Fair enough. But then, two items later, Allen writes this:

OUT AND ABOUT -- Journalists and others turned out last night at UAE Ambassador Yousef Oteiba's compound in McLean to celebrate the release of "The Invisible Front: Love and Loss in an Era of Endless War" by Yochi Dreazen, managing editor for news at Foreign Policy. Catered by Café Milano, guests gobbled up crab cakes, seared tuna on wontons, beef carpaccio, bruschetta, and chocolates and truffles. From the book: "There is no single cause for the spike in military suicide, and there is no single solution to the problem. But that doesn't mean we should give up. The nation sent more than 2.5 million of its sons and daughters to fight in Iraq, Afghanistan, and other distant lands, and many have returned with invisible wounds that will haunt them for the rest of their lives."

=== Dataset excerpts ===

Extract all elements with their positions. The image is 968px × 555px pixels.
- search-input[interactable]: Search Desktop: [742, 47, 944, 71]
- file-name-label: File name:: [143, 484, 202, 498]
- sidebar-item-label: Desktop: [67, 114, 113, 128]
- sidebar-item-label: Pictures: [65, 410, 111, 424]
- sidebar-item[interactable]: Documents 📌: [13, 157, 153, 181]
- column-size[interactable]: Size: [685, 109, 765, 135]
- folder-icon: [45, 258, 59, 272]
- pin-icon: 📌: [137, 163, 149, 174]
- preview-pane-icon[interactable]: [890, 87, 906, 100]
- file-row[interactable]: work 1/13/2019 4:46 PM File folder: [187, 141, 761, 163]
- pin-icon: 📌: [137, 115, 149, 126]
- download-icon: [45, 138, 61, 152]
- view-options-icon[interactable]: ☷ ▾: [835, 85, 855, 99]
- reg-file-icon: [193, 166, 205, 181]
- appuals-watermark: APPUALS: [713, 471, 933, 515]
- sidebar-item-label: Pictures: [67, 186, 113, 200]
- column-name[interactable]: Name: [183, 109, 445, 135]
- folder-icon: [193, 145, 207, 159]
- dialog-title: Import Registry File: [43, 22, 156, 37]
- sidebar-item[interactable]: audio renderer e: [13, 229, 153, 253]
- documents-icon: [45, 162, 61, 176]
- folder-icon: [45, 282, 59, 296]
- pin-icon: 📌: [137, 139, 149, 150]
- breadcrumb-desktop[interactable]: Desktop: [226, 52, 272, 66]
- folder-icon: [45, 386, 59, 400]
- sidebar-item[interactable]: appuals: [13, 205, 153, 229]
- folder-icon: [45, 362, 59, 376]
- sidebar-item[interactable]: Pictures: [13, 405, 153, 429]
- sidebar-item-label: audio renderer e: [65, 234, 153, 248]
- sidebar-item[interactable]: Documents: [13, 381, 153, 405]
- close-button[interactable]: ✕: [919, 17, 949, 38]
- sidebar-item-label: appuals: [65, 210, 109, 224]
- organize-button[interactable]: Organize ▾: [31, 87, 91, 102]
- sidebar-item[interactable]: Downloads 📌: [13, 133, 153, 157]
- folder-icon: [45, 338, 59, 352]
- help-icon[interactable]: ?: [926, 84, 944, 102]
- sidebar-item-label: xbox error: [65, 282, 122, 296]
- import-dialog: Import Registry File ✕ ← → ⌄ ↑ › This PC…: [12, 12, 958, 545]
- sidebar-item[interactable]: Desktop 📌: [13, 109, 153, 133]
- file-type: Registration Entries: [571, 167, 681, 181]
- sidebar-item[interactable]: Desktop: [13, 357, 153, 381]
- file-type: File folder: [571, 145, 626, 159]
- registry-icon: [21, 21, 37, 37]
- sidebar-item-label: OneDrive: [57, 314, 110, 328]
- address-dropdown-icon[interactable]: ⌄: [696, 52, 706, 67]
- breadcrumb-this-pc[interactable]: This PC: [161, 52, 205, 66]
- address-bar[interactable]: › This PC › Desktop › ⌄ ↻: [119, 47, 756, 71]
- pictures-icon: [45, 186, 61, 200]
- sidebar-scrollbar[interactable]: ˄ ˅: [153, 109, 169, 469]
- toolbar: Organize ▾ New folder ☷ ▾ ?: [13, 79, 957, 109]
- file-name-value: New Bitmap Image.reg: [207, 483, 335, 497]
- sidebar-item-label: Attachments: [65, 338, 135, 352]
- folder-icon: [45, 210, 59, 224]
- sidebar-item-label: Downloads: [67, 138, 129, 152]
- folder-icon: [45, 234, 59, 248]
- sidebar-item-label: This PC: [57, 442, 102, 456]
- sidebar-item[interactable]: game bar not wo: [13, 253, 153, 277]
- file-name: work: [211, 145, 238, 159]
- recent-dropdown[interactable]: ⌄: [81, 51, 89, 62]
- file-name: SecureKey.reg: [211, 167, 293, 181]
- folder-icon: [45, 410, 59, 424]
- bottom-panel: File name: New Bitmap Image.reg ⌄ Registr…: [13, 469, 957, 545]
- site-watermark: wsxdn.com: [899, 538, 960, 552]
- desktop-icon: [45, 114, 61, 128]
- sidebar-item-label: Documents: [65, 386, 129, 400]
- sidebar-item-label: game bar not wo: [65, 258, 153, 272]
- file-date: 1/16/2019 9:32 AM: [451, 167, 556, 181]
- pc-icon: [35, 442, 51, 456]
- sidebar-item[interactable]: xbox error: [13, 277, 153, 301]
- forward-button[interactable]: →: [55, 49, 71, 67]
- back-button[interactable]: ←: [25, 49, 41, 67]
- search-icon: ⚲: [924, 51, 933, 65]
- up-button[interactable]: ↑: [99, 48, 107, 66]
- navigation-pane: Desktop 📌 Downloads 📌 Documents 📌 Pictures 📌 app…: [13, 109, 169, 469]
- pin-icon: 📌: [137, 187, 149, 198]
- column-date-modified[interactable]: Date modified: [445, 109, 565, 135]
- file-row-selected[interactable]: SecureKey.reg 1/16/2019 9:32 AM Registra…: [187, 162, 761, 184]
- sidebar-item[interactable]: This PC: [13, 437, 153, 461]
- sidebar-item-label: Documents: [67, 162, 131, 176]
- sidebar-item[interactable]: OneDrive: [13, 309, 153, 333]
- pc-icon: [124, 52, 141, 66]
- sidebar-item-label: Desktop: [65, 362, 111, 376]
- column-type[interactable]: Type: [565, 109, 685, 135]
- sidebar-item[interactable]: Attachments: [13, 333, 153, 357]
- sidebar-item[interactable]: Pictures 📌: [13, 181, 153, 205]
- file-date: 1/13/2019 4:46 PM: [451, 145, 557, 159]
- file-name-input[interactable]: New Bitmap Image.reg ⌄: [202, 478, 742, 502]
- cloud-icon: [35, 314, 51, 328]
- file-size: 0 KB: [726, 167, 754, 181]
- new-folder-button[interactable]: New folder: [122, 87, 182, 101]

=== Requirements ===
Write the next part of the passage about the book party at the UAE ambassador's compound, starting right after its final sentence. The material plays no part in what you are asked to do here.

=== Response to the exercise ===
Sure, bashing billionaires at a Greenwich mansion is absurd. But flacking for a Georgetown restaurant’s finger food on the back of a book about military suicide is offensive. 

YA CAN’T MAKE IT UP: Allen had already plugged Café Milano earlier in this same “Playbook”!

SPOTTED: Former U.S. solicitor general Ted Olson at Café Milano

I really hope the restaurant comps Allen some truffles for his troubles.